Data to process
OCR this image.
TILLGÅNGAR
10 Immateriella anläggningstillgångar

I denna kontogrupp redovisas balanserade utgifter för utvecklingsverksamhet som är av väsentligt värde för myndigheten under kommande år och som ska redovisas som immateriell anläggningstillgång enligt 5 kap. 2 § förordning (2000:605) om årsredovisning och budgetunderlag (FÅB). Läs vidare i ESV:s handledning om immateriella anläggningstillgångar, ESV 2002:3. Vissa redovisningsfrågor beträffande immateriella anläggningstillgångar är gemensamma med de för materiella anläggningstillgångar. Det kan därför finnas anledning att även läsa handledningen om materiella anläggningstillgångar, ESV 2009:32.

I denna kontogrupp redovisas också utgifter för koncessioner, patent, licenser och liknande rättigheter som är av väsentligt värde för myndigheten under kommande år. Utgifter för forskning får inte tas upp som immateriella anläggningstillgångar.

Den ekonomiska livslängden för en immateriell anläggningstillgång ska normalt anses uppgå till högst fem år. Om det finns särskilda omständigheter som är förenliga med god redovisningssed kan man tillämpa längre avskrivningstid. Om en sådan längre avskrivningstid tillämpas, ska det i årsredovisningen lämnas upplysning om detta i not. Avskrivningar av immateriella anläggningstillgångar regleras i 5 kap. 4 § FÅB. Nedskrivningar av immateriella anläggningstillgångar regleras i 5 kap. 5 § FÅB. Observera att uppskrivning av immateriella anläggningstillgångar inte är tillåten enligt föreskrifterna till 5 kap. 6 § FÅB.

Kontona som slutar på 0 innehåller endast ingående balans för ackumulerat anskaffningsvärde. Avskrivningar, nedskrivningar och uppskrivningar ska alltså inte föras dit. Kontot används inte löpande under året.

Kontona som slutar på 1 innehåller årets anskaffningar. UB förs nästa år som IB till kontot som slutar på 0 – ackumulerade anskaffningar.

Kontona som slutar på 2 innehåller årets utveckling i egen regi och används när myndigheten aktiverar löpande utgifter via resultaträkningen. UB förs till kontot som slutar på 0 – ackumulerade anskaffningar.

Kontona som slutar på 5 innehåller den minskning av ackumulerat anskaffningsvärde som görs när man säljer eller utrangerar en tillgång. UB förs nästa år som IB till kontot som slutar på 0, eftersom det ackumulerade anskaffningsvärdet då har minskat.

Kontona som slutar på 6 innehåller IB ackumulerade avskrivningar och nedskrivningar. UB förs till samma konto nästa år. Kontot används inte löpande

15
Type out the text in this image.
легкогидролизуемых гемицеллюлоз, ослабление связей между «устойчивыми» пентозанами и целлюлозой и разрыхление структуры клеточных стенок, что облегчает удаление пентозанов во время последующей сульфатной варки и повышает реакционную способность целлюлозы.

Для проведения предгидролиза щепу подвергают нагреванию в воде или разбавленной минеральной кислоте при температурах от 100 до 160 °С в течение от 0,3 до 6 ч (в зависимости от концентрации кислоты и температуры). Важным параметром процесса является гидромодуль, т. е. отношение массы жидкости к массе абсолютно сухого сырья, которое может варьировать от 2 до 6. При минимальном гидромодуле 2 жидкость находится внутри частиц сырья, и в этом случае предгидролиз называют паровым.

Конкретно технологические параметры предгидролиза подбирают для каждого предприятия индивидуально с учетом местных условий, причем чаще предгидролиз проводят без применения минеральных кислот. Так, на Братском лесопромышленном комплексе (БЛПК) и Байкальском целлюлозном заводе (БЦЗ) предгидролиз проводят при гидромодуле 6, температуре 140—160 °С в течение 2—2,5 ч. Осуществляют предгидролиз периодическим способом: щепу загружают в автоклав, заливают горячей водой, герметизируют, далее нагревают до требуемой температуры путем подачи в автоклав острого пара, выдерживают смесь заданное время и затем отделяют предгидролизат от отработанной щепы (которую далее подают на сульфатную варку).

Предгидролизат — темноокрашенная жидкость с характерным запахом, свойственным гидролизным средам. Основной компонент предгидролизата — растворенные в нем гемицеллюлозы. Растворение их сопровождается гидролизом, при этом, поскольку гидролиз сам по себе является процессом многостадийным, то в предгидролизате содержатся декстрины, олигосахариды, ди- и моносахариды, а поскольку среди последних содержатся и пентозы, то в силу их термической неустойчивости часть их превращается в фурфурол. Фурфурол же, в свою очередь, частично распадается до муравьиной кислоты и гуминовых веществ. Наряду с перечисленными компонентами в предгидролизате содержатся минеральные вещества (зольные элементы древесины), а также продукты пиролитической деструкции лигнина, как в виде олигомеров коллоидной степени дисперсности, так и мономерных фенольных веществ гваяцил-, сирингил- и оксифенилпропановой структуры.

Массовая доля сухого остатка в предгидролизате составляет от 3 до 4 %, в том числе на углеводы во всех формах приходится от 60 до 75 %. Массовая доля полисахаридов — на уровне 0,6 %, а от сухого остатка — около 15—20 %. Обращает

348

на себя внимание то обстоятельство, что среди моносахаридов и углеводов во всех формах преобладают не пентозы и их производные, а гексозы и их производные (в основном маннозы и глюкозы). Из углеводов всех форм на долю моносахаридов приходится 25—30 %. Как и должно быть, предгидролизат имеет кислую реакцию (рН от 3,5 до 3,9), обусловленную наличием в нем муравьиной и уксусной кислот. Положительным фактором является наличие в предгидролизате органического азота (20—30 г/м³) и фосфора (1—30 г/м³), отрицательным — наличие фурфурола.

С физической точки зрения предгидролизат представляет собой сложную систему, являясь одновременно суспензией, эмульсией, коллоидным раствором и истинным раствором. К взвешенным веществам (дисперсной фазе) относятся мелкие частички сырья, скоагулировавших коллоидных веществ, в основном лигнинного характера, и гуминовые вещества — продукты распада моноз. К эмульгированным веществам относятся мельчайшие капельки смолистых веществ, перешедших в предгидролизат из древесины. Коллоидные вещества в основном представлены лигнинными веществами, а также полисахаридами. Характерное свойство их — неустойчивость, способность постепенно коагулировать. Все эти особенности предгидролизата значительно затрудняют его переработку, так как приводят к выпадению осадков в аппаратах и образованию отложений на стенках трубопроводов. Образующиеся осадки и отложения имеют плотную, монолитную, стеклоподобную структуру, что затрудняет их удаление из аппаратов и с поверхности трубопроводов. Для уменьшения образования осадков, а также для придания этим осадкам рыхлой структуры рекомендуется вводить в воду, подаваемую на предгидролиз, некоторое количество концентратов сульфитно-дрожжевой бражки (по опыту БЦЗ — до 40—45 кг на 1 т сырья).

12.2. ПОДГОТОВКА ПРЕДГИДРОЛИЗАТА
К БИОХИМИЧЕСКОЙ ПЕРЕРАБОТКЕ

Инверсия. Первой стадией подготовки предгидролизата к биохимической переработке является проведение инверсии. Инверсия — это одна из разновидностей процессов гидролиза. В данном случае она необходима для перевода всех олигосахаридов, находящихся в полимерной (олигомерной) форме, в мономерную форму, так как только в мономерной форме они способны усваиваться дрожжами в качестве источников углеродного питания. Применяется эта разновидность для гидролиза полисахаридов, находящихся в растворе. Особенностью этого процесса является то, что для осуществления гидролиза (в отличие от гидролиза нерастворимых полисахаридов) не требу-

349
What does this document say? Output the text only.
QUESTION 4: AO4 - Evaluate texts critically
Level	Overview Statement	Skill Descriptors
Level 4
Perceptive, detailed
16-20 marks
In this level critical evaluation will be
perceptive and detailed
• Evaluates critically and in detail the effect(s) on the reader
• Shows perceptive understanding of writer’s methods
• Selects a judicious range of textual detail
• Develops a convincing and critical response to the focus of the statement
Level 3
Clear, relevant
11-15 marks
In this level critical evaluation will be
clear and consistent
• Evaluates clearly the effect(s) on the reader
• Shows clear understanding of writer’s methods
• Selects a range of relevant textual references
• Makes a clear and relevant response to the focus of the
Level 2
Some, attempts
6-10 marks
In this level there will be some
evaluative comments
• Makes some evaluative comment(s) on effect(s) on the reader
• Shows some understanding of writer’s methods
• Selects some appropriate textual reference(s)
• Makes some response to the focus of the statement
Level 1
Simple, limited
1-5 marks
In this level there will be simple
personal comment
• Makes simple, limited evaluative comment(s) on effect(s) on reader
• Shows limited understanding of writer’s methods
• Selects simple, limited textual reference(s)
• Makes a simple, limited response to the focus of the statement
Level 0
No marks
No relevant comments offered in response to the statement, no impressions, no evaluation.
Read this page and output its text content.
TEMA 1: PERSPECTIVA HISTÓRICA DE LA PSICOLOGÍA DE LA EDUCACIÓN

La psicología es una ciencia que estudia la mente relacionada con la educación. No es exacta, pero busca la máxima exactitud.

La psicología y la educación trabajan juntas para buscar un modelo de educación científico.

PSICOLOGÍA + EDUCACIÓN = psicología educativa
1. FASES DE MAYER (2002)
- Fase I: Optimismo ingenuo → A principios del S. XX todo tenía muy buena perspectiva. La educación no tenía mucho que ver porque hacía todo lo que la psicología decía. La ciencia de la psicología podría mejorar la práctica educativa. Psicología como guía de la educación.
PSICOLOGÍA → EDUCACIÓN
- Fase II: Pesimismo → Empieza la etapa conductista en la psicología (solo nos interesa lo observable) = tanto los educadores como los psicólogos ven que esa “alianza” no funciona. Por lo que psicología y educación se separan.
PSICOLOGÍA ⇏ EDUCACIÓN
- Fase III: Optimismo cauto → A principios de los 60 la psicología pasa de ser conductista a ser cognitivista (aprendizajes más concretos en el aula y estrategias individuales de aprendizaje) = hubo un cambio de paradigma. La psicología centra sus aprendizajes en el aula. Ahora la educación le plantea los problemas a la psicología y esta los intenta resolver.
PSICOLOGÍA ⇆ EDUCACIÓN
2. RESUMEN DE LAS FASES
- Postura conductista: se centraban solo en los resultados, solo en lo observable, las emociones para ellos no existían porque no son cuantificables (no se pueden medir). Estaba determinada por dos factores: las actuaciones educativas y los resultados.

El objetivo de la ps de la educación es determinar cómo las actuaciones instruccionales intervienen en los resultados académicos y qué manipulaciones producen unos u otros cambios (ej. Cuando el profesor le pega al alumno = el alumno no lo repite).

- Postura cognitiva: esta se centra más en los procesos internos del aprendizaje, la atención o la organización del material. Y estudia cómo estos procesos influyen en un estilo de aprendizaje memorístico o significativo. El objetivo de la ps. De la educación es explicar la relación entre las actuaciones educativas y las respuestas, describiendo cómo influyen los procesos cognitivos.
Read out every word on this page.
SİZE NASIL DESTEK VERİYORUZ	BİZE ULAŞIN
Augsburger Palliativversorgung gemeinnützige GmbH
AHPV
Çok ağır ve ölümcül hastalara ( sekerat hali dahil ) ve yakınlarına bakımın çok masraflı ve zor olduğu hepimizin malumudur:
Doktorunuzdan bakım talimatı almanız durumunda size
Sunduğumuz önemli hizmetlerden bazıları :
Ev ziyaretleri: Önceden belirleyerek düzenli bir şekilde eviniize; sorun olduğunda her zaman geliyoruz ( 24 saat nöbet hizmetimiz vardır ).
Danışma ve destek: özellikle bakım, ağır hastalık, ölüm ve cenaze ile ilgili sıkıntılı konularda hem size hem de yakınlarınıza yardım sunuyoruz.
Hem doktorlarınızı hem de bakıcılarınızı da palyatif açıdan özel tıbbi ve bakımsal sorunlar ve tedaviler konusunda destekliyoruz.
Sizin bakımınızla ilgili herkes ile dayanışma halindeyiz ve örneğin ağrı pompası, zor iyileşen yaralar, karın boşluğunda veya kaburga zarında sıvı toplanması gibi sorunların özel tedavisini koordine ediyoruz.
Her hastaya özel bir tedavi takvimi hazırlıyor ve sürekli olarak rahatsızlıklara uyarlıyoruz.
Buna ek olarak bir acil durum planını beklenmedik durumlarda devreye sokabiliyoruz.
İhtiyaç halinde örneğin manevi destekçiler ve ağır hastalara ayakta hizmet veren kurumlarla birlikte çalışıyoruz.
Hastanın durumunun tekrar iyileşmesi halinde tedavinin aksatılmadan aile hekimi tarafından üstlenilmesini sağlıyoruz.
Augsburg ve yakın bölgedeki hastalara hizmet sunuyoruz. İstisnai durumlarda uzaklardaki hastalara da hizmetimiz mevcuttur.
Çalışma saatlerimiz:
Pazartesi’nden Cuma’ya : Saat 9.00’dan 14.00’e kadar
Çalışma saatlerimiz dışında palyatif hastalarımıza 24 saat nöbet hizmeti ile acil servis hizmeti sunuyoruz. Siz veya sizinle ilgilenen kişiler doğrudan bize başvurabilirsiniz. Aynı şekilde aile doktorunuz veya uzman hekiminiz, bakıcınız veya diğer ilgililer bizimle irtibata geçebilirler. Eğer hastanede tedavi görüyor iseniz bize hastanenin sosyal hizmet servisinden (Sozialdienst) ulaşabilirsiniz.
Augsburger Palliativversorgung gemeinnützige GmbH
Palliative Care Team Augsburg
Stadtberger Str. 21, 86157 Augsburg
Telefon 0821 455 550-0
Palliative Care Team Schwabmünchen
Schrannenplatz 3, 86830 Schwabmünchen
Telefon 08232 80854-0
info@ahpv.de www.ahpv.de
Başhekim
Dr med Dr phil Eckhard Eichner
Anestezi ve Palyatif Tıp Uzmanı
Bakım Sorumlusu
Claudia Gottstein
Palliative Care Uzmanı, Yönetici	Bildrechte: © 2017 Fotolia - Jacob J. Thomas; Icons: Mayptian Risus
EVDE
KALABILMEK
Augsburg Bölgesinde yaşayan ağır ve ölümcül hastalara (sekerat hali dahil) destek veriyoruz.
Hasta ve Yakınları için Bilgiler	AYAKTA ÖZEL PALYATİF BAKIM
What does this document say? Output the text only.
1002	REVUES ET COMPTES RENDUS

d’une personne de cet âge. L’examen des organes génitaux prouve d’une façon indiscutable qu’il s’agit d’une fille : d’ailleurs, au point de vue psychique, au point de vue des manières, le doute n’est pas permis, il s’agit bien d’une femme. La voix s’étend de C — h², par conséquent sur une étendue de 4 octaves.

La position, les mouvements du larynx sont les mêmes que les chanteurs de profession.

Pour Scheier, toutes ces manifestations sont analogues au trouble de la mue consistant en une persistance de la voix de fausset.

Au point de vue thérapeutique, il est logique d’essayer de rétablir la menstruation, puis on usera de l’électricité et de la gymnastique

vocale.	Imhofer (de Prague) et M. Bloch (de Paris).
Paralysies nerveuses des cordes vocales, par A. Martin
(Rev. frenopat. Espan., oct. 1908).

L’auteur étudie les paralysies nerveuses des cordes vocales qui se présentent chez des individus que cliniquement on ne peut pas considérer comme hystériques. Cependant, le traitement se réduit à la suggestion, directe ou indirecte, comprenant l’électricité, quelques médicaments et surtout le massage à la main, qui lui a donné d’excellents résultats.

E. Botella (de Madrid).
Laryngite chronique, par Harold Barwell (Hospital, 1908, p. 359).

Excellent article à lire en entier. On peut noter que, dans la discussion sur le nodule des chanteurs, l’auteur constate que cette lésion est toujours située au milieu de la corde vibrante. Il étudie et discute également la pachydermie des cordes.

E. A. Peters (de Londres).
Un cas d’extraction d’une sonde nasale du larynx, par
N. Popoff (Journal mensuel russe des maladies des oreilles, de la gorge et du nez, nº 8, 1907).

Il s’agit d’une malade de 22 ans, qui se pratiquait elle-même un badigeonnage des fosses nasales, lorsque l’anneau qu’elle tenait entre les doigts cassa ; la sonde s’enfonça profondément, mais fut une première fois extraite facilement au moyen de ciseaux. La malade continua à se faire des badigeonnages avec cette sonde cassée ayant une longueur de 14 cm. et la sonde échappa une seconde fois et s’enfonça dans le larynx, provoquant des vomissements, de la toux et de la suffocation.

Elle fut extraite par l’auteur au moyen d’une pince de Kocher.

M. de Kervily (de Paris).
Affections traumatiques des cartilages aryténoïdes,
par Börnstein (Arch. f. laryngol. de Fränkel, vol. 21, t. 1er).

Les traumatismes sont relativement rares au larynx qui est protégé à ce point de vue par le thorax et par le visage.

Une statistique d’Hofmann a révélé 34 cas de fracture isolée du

Directions
Check every line of the records above for the string "dahil" and say how many contain it, giving the number alone.

Full answer
2